(Stored data)

—————

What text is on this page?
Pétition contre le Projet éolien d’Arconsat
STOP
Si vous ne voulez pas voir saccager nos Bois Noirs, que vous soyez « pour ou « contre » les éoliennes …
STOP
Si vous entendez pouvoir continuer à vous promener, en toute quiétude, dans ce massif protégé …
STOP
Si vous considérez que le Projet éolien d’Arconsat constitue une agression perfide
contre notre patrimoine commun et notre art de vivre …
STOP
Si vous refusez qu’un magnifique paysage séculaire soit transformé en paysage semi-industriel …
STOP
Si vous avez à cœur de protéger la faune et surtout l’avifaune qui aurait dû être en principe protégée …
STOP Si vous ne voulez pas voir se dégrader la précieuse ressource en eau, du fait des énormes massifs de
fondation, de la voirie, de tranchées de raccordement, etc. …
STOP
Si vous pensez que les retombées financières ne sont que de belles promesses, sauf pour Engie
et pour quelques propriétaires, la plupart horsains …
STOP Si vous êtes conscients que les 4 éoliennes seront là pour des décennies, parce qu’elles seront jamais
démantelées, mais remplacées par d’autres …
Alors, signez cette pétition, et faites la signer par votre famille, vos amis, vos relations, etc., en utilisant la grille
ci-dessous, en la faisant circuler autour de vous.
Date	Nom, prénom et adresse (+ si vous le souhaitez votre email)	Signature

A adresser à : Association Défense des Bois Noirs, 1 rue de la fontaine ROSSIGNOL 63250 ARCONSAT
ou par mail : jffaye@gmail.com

—————

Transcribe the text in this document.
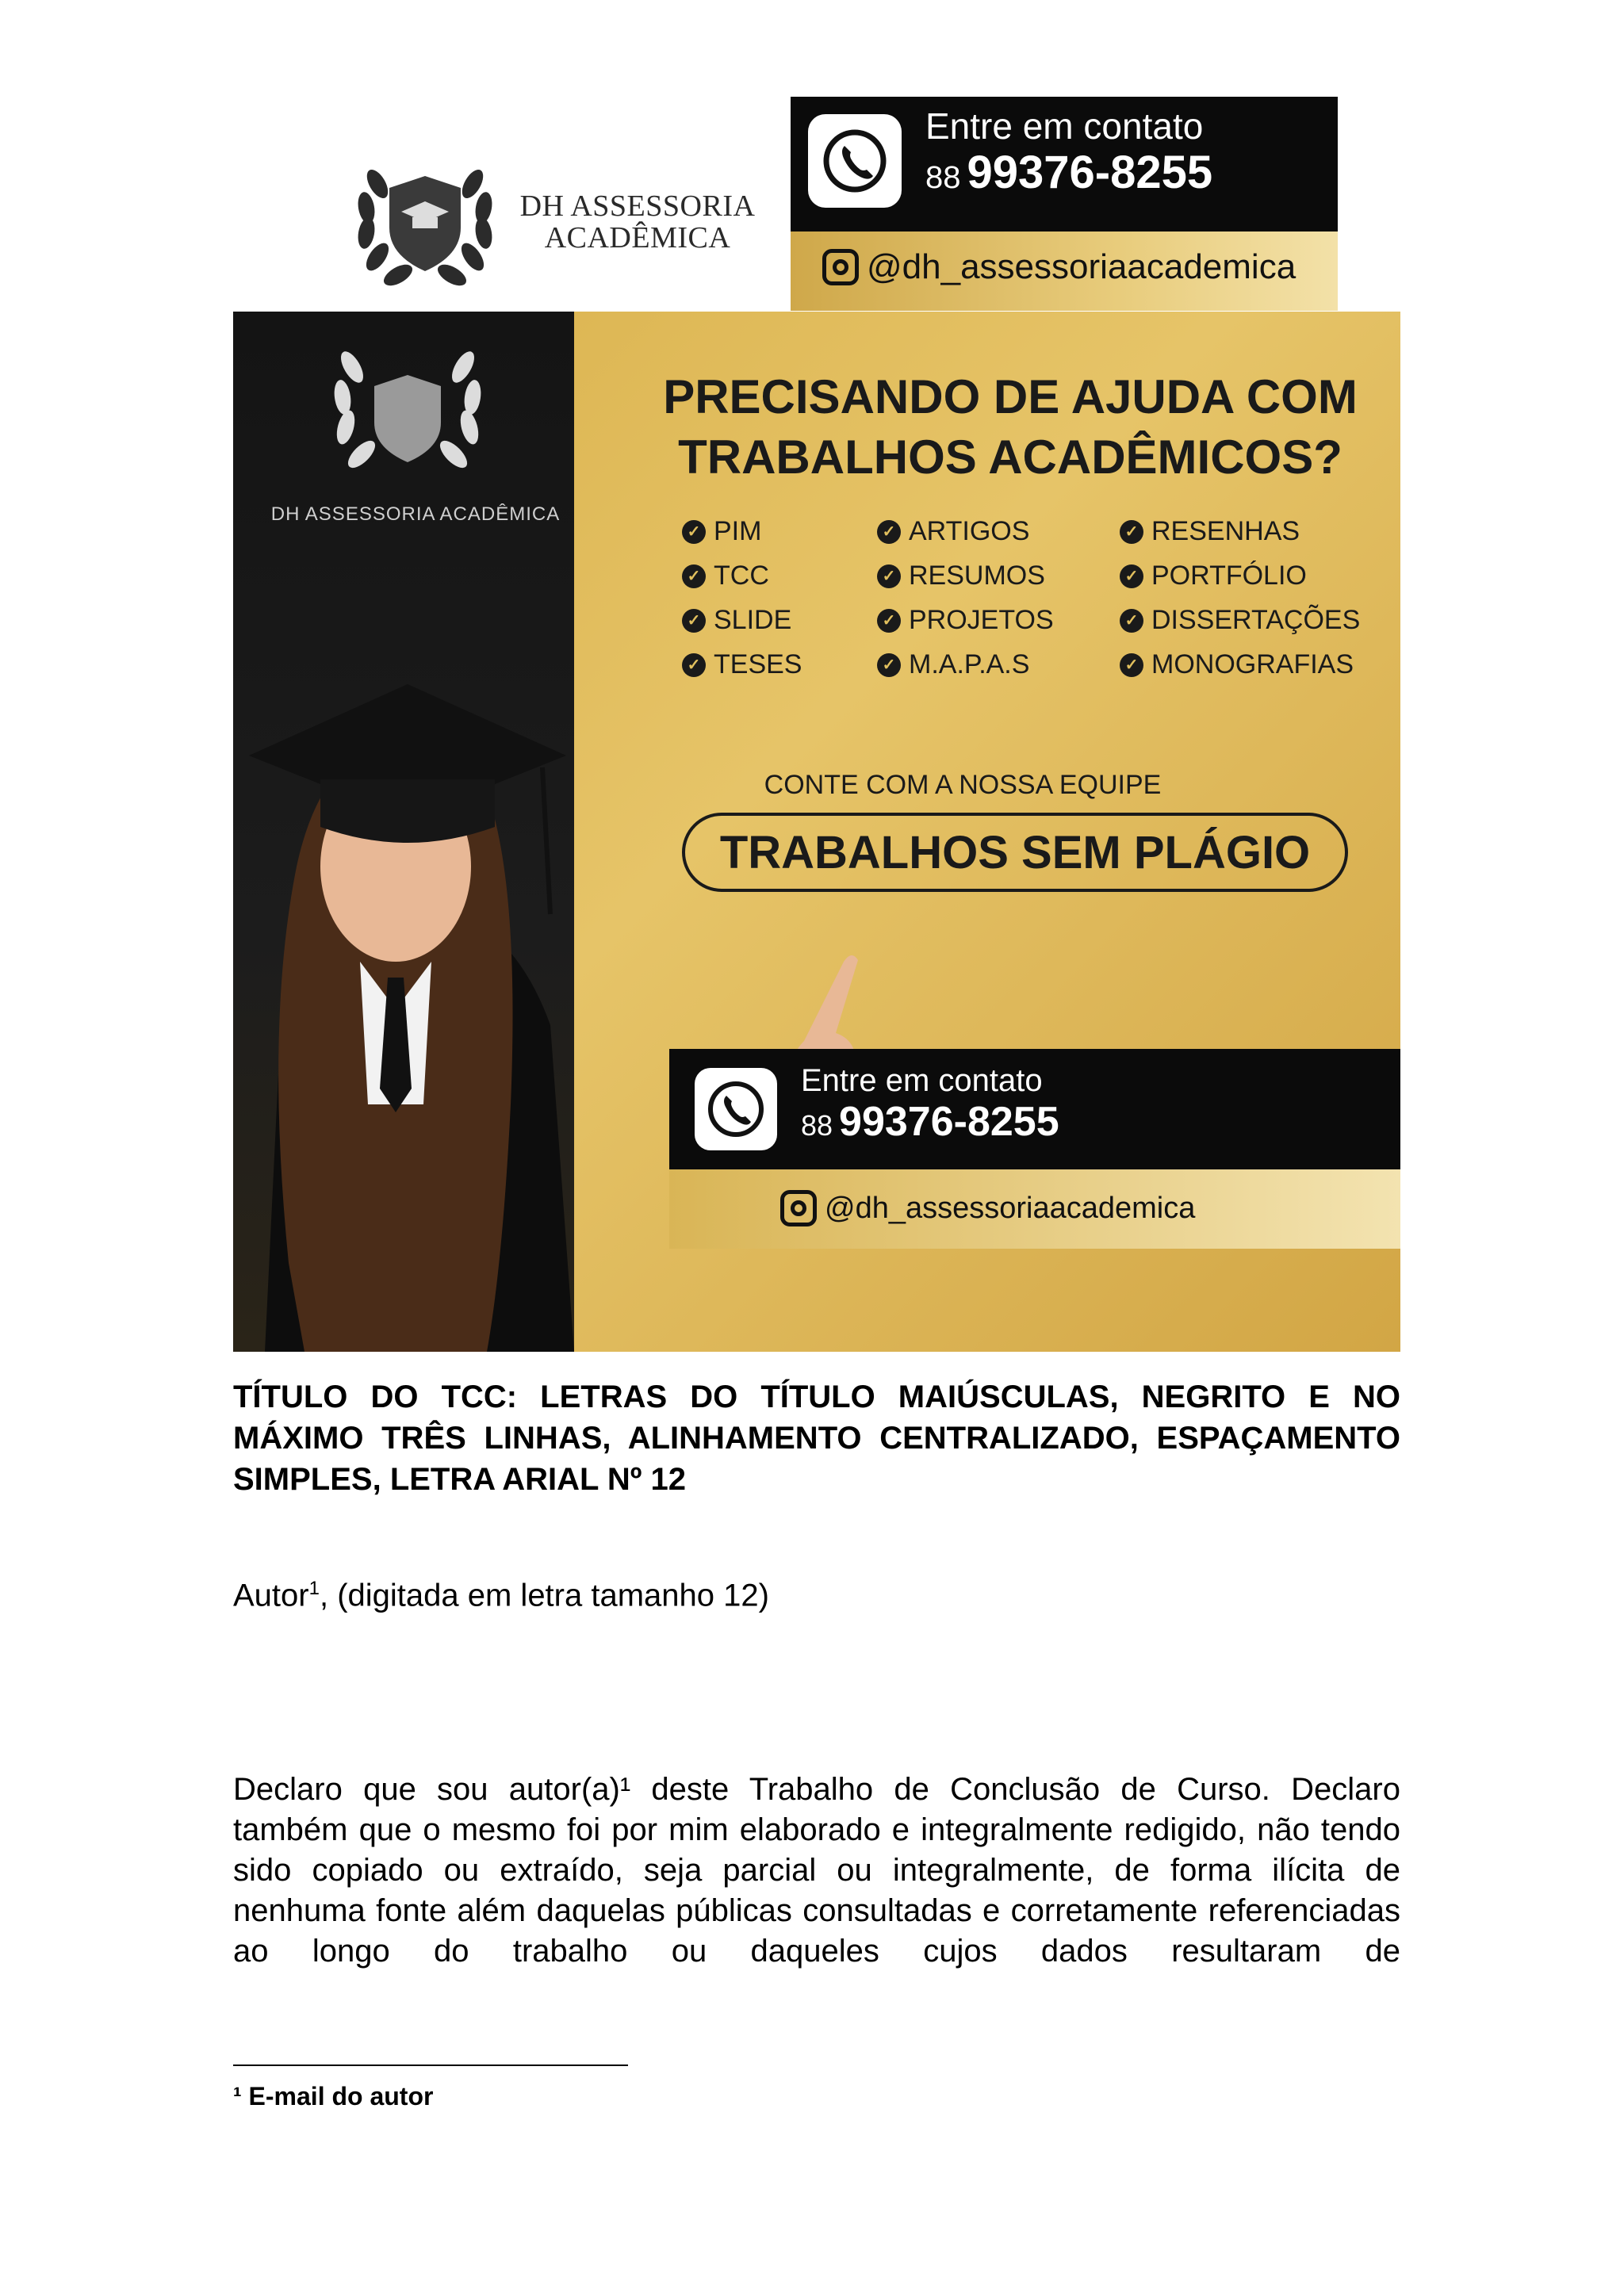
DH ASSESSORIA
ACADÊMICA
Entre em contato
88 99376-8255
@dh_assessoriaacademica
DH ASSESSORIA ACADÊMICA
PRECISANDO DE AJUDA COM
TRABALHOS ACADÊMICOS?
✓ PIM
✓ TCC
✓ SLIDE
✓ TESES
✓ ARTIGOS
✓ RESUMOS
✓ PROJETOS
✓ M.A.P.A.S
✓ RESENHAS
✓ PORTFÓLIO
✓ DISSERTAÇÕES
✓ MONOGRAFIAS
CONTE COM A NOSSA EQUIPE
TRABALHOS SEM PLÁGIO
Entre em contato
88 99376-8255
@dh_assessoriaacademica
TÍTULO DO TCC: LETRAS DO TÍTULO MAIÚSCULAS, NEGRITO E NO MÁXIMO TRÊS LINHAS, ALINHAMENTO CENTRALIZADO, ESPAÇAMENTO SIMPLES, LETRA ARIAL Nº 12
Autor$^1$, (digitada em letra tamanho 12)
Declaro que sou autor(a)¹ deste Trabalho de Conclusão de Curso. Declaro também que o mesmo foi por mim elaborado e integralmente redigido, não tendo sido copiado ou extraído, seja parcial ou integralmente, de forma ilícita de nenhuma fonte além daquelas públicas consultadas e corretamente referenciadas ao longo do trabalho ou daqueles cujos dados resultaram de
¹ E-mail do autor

—————

Aim
Find and copy each line above that includes the string "pour".

Result below
Si vous ne voulez pas voir saccager nos Bois Noirs, que vous soyez « pour ou « contre » les éoliennes …
Si vous pensez que les retombées financières ne sont que de belles promesses, sauf pour Engie
et pour quelques propriétaires, la plupart horsains …
STOP Si vous êtes conscients que les 4 éoliennes seront là pour des décennies, parce qu’elles seront jamais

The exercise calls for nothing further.